> What the task requires: Copy all lines below exactly as written. Leave pictures out.

> Record extracts:
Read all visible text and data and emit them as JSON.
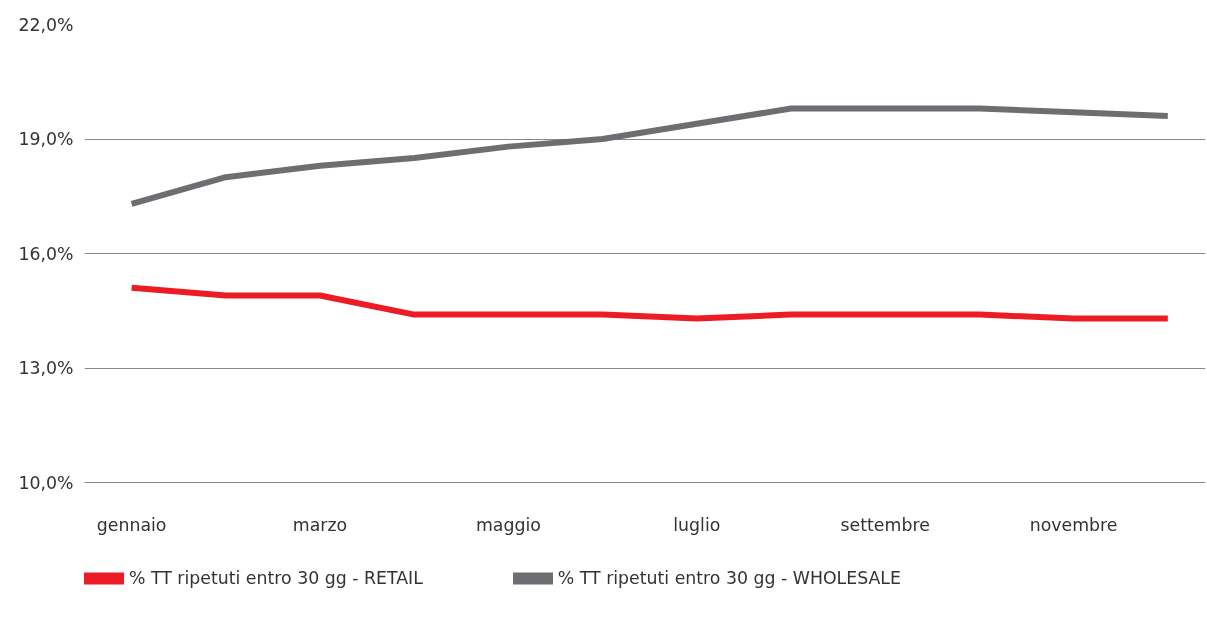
{
  "chart_data": {
    "type": "line",
    "categories": [
      "gennaio",
      null,
      "marzo",
      null,
      "maggio",
      null,
      "luglio",
      null,
      "settembre",
      null,
      "novembre",
      null
    ],
    "series": [
      {
        "name": "% TT ripetuti entro 30 gg - RETAIL",
        "color": "#ed1c24",
        "values": [
          15.1,
          14.9,
          14.9,
          14.4,
          14.4,
          14.4,
          14.3,
          14.4,
          14.4,
          14.4,
          14.3,
          14.3
        ]
      },
      {
        "name": "% TT ripetuti entro 30 gg - WHOLESALE",
        "color": "#6d6e71",
        "values": [
          17.3,
          18.0,
          18.3,
          18.5,
          18.8,
          19.0,
          19.4,
          19.8,
          19.8,
          19.8,
          19.7,
          19.6
        ]
      }
    ],
    "ylim": [
      10,
      22
    ],
    "yticks": [
      {
        "value": 10,
        "label": "10,0%"
      },
      {
        "value": 13,
        "label": "13,0%"
      },
      {
        "value": 16,
        "label": "16,0%"
      },
      {
        "value": 19,
        "label": "19,0%"
      },
      {
        "value": 22,
        "label": "22,0%"
      }
    ],
    "grid": "y",
    "legend": "bottom",
    "marker": "none",
    "line_style": "solid"
  }
}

> Answer to the exercise:
Read all visible text and data and emit them as JSON.
{
  "chart_data": {
    "type": "line",
    "categories": [
      "gennaio",
      null,
      "marzo",
      null,
      "maggio",
      null,
      "luglio",
      null,
      "settembre",
      null,
      "novembre",
      null
    ],
    "series": [
      {
        "name": "% TT ripetuti entro 30 gg - RETAIL",
        "color": "#ed1c24",
        "values": [
          15.1,
          14.9,
          14.9,
          14.4,
          14.4,
          14.4,
          14.3,
          14.4,
          14.4,
          14.4,
          14.3,
          14.3
        ]
      },
      {
        "name": "% TT ripetuti entro 30 gg - WHOLESALE",
        "color": "#6d6e71",
        "values": [
          17.3,
          18.0,
          18.3,
          18.5,
          18.8,
          19.0,
          19.4,
          19.8,
          19.8,
          19.8,
          19.7,
          19.6
        ]
      }
    ],
    "ylim": [
      10,
      22
    ],
    "yticks": [
      {
        "value": 10,
        "label": "10,0%"
      },
      {
        "value": 13,
        "label": "13,0%"
      },
      {
        "value": 16,
        "label": "16,0%"
      },
      {
        "value": 19,
        "label": "19,0%"
      },
      {
        "value": 22,
        "label": "22,0%"
      }
    ],
    "grid": "y",
    "legend": "bottom",
    "marker": "none",
    "line_style": "solid"
  }
}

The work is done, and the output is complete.